# Requirements:
In the material below, the lines containing the word "ADHD" are required; copy each of them.

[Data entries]
____________________
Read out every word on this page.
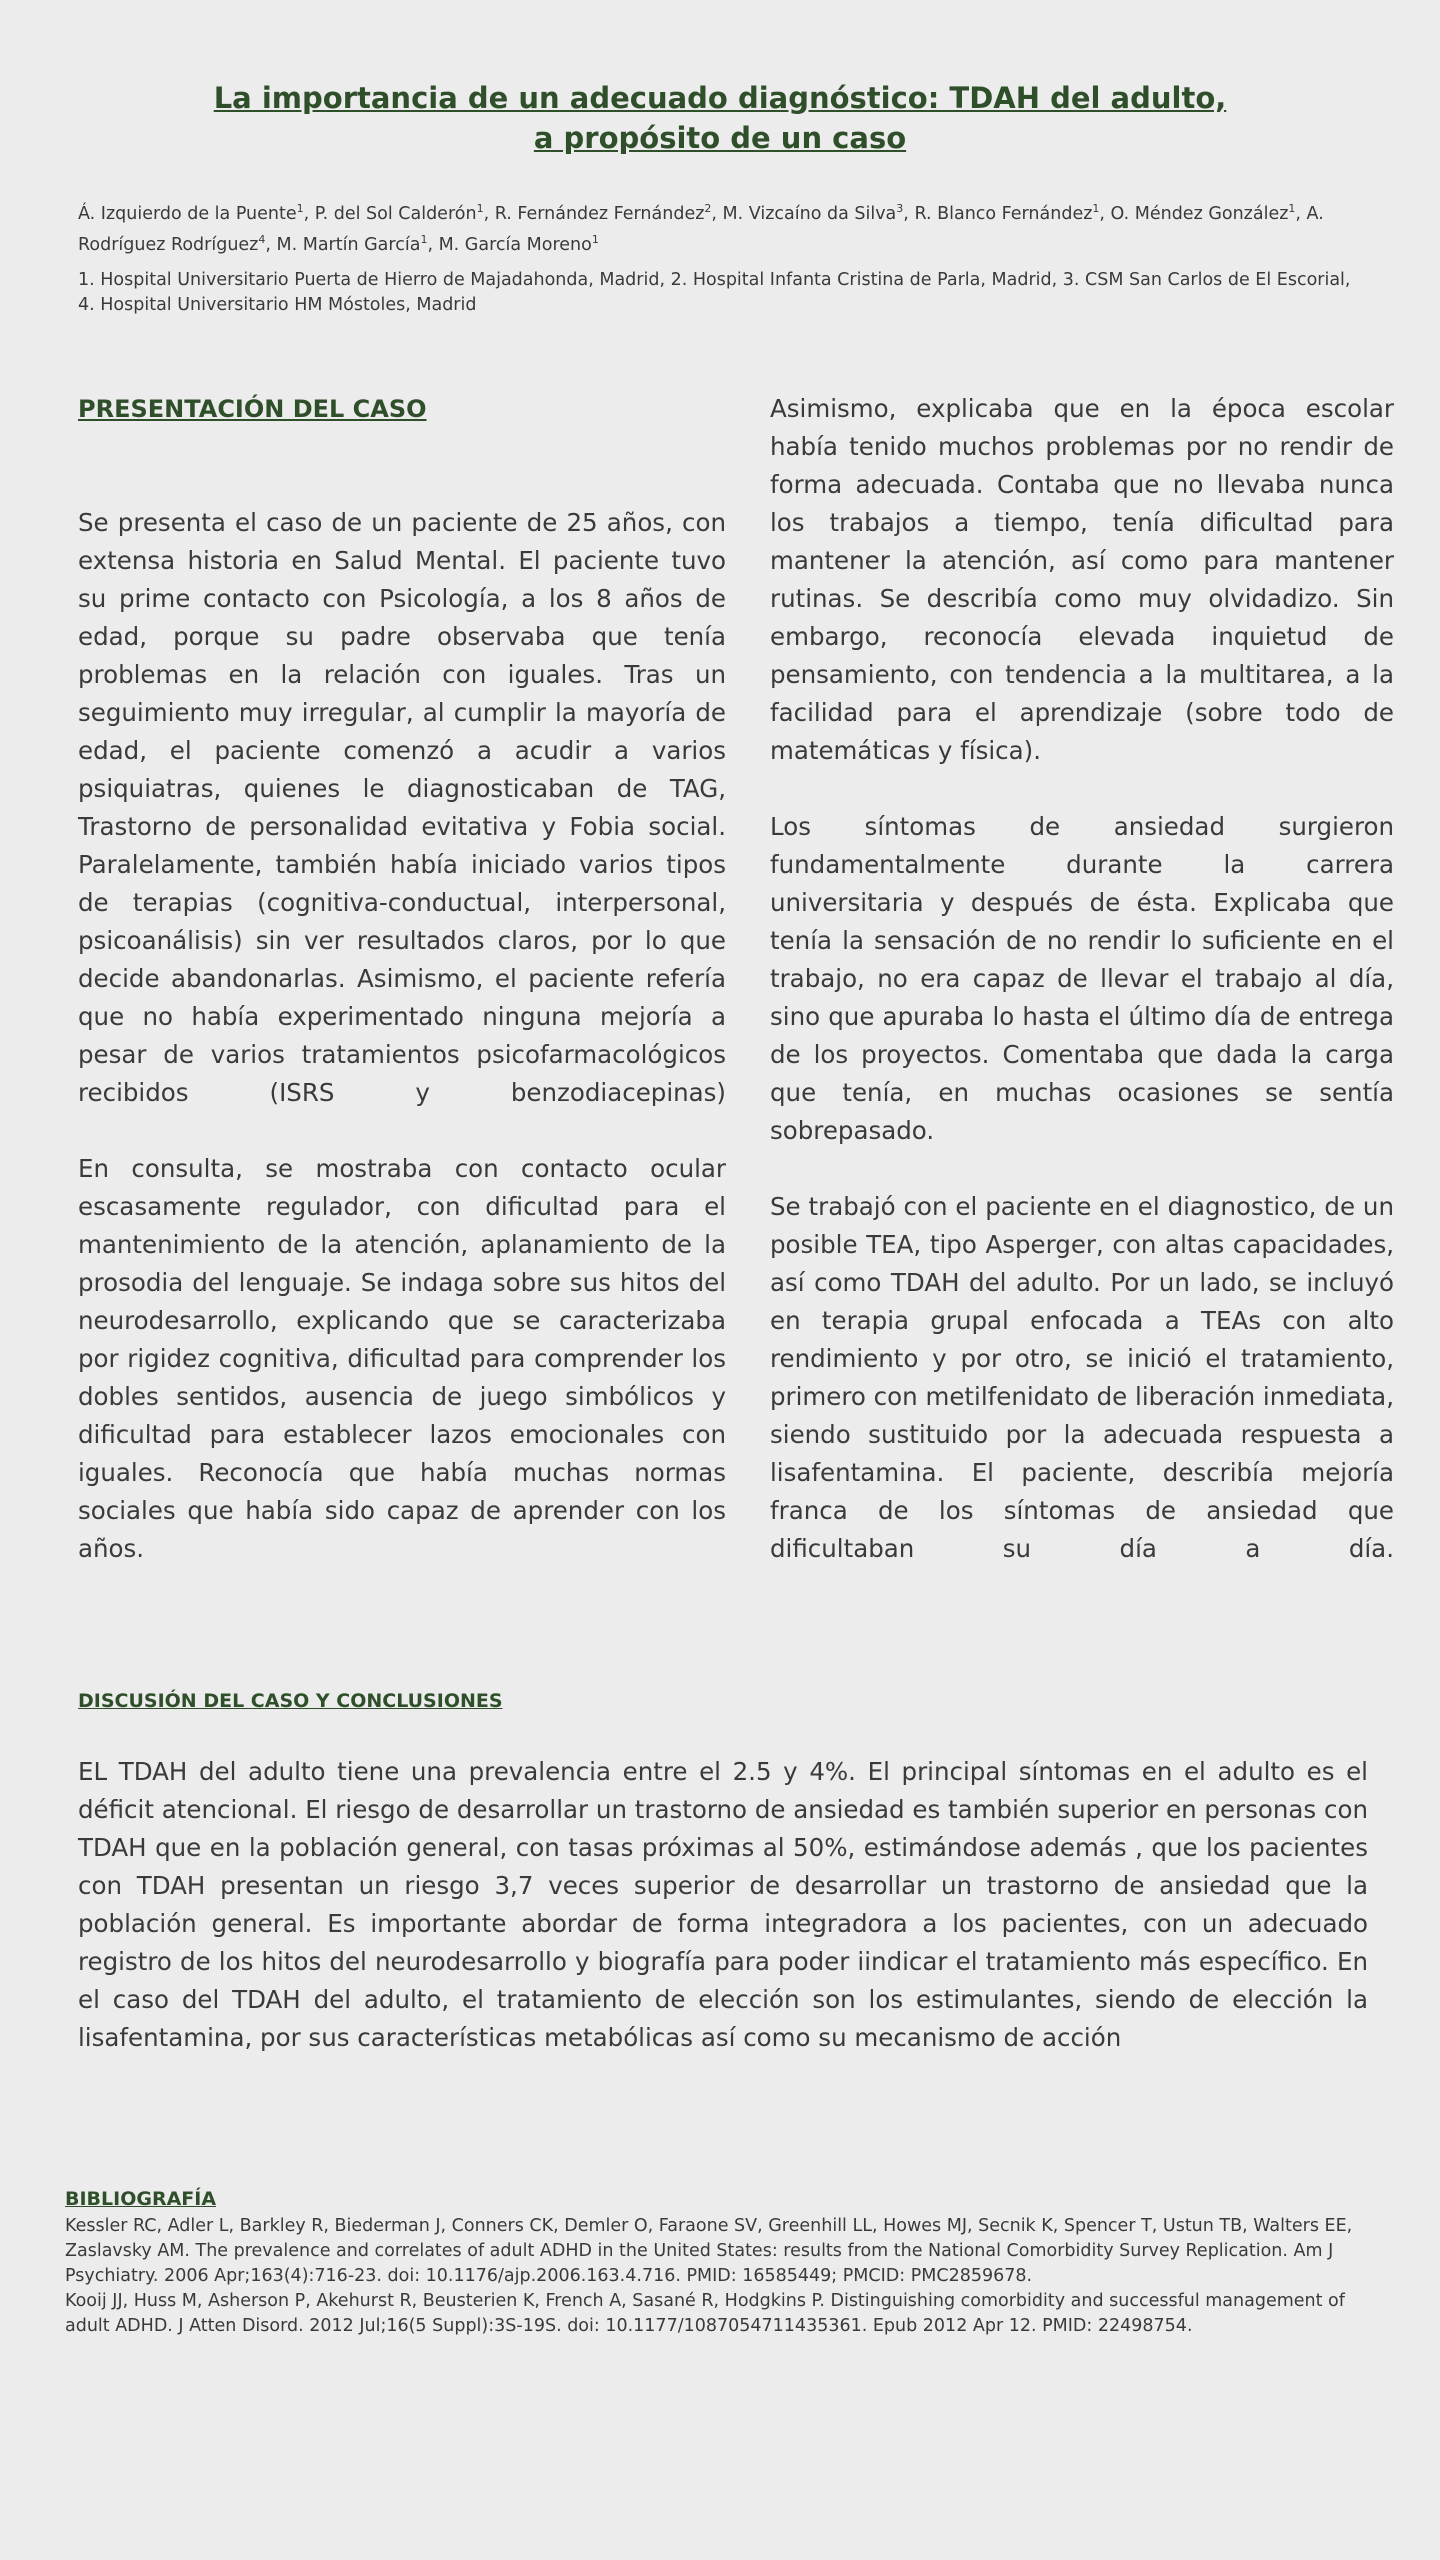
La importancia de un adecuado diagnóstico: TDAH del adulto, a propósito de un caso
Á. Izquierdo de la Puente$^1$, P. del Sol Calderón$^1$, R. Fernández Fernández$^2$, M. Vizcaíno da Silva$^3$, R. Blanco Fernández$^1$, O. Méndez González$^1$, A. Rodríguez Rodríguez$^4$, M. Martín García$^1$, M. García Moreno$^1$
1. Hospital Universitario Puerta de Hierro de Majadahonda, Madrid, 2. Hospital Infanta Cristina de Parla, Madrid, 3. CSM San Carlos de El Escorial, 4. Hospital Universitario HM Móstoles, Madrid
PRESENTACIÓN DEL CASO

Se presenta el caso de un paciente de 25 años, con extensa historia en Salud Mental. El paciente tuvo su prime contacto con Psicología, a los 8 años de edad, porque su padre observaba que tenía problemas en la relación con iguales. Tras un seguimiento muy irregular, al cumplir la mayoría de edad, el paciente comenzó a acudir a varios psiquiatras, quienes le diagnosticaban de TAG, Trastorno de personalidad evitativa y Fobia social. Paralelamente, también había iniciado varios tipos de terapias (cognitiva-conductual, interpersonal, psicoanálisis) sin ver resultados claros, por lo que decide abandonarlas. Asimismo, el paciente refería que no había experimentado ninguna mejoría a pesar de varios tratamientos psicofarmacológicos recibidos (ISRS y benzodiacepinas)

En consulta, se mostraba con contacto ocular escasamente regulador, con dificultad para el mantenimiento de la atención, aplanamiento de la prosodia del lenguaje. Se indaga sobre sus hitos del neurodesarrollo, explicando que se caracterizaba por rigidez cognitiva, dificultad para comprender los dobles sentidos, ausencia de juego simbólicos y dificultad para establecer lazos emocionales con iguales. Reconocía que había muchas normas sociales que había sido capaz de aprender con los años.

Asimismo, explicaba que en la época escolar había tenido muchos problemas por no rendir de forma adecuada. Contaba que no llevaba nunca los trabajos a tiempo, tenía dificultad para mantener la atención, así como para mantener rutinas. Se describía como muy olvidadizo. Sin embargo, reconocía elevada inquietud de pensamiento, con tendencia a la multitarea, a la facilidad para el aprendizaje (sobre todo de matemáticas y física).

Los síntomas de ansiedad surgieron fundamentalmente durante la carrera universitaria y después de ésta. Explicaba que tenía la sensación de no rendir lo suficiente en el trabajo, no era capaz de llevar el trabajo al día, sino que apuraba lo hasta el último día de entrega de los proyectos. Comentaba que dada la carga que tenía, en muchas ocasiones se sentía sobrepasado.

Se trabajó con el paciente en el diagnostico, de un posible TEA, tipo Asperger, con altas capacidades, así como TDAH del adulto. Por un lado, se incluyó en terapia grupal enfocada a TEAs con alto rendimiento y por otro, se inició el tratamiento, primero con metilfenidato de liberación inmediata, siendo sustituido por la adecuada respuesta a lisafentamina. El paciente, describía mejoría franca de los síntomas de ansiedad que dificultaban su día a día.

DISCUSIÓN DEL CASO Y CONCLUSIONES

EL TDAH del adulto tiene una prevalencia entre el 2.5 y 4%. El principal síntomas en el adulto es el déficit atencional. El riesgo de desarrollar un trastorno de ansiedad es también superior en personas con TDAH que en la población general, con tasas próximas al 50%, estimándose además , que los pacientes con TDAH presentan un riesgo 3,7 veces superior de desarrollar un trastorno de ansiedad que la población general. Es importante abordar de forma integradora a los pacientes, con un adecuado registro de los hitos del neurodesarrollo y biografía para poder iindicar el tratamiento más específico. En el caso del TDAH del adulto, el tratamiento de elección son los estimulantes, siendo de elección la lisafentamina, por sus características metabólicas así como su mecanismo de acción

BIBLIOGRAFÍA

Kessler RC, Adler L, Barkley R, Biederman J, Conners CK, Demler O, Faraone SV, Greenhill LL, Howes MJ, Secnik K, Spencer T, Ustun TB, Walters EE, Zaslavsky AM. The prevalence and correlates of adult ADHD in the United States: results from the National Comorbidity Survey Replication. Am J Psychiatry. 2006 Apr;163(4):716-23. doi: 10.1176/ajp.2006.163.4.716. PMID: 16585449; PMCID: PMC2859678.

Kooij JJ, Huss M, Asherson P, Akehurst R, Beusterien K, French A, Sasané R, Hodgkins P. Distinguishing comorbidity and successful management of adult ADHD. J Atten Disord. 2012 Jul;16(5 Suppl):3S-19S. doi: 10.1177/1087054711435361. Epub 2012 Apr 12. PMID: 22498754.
____________________
# Output of the task:
Kessler RC, Adler L, Barkley R, Biederman J, Conners CK, Demler O, Faraone SV, Greenhill LL, Howes MJ, Secnik K, Spencer T, Ustun TB, Walters EE, Zaslavsky AM. The prevalence and correlates of adult ADHD in the United States: results from the National Comorbidity Survey Replication. Am J Psychiatry. 2006 Apr;163(4):716-23. doi: 10.1176/ajp.2006.163.4.716. PMID: 16585449; PMCID: PMC2859678.
Kooij JJ, Huss M, Asherson P, Akehurst R, Beusterien K, French A, Sasané R, Hodgkins P. Distinguishing comorbidity and successful management of adult ADHD. J Atten Disord. 2012 Jul;16(5 Suppl):3S-19S. doi: 10.1177/1087054711435361. Epub 2012 Apr 12. PMID: 22498754.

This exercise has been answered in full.